(Recorded data)
'''

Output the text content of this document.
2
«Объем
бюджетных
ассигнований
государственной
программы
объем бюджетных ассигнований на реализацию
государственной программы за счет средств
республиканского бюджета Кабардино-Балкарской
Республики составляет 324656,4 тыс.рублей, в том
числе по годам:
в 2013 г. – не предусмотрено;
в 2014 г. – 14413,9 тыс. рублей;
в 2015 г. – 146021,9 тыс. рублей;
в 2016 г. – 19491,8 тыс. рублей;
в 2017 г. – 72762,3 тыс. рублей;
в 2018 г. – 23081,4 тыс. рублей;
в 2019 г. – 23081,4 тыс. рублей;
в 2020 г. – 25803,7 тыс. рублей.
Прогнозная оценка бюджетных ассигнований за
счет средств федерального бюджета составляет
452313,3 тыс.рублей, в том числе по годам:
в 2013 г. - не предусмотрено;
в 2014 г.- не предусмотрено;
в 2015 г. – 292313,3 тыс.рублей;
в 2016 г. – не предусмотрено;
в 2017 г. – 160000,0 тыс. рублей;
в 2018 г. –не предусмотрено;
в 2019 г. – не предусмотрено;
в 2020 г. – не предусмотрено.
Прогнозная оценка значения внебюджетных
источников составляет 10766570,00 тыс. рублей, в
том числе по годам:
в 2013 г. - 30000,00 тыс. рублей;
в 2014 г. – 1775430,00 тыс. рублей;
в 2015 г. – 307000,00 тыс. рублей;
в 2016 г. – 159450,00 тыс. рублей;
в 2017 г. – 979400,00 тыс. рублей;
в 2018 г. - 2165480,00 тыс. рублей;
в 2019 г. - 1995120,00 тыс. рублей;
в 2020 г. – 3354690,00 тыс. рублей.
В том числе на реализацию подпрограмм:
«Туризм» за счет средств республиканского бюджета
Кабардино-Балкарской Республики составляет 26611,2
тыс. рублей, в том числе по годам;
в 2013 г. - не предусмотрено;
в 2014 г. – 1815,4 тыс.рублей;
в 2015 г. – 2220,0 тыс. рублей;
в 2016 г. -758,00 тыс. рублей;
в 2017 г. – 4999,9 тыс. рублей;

'''

[What you should do]:
Considering only the records above, state the number of lines that include the word "средств", with nothing added.

[Answer to the task]:
3